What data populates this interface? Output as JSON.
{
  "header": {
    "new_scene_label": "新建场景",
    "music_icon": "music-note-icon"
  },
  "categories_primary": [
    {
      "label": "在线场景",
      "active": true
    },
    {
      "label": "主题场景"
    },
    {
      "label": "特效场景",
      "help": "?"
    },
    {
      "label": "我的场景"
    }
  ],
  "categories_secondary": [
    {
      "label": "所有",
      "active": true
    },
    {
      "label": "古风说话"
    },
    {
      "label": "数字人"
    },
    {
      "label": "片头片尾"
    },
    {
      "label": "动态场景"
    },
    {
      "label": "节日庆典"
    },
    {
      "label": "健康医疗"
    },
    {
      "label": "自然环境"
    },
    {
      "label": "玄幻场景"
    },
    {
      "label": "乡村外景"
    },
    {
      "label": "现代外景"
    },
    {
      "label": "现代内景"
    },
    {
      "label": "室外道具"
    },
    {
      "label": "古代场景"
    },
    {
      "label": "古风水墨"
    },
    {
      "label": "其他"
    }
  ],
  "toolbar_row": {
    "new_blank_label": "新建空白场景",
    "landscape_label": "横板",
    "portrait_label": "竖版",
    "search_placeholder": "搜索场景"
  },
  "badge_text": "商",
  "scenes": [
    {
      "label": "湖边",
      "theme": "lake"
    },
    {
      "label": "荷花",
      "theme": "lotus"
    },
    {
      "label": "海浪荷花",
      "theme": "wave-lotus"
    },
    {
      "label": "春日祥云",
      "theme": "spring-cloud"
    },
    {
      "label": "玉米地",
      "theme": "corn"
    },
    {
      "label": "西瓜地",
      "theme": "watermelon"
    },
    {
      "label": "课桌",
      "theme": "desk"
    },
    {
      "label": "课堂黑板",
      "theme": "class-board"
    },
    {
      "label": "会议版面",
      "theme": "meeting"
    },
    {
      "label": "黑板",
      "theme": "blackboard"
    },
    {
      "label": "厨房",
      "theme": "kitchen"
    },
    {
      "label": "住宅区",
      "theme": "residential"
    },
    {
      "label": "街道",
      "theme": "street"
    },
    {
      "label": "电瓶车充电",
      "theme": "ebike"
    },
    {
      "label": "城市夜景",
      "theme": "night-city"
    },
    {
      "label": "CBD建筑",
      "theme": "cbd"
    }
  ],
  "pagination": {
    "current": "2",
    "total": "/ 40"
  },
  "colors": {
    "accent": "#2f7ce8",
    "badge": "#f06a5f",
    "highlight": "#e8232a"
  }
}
○ ○ ○ ○
Every line of the data above should be reproduced word for word.

What data populates this interface? Output as JSON.
{
  "header": {
    "new_scene_label": "新建场景",
    "music_icon": "music-note-icon"
  },
  "categories_primary": [
    {
      "label": "在线场景",
      "active": true
    },
    {
      "label": "主题场景"
    },
    {
      "label": "特效场景",
      "help": "?"
    },
    {
      "label": "我的场景"
    }
  ],
  "categories_secondary": [
    {
      "label": "所有",
      "active": true
    },
    {
      "label": "古风说话"
    },
    {
      "label": "数字人"
    },
    {
      "label": "片头片尾"
    },
    {
      "label": "动态场景"
    },
    {
      "label": "节日庆典"
    },
    {
      "label": "健康医疗"
    },
    {
      "label": "自然环境"
    },
    {
      "label": "玄幻场景"
    },
    {
      "label": "乡村外景"
    },
    {
      "label": "现代外景"
    },
    {
      "label": "现代内景"
    },
    {
      "label": "室外道具"
    },
    {
      "label": "古代场景"
    },
    {
      "label": "古风水墨"
    },
    {
      "label": "其他"
    }
  ],
  "toolbar_row": {
    "new_blank_label": "新建空白场景",
    "landscape_label": "横板",
    "portrait_label": "竖版",
    "search_placeholder": "搜索场景"
  },
  "badge_text": "商",
  "scenes": [
    {
      "label": "湖边",
      "theme": "lake"
    },
    {
      "label": "荷花",
      "theme": "lotus"
    },
    {
      "label": "海浪荷花",
      "theme": "wave-lotus"
    },
    {
      "label": "春日祥云",
      "theme": "spring-cloud"
    },
    {
      "label": "玉米地",
      "theme": "corn"
    },
    {
      "label": "西瓜地",
      "theme": "watermelon"
    },
    {
      "label": "课桌",
      "theme": "desk"
    },
    {
      "label": "课堂黑板",
      "theme": "class-board"
    },
    {
      "label": "会议版面",
      "theme": "meeting"
    },
    {
      "label": "黑板",
      "theme": "blackboard"
    },
    {
      "label": "厨房",
      "theme": "kitchen"
    },
    {
      "label": "住宅区",
      "theme": "residential"
    },
    {
      "label": "街道",
      "theme": "street"
    },
    {
      "label": "电瓶车充电",
      "theme": "ebike"
    },
    {
      "label": "城市夜景",
      "theme": "night-city"
    },
    {
      "label": "CBD建筑",
      "theme": "cbd"
    }
  ],
  "pagination": {
    "current": "2",
    "total": "/ 40"
  },
  "colors": {
    "accent": "#2f7ce8",
    "badge": "#f06a5f",
    "highlight": "#e8232a"
  }
}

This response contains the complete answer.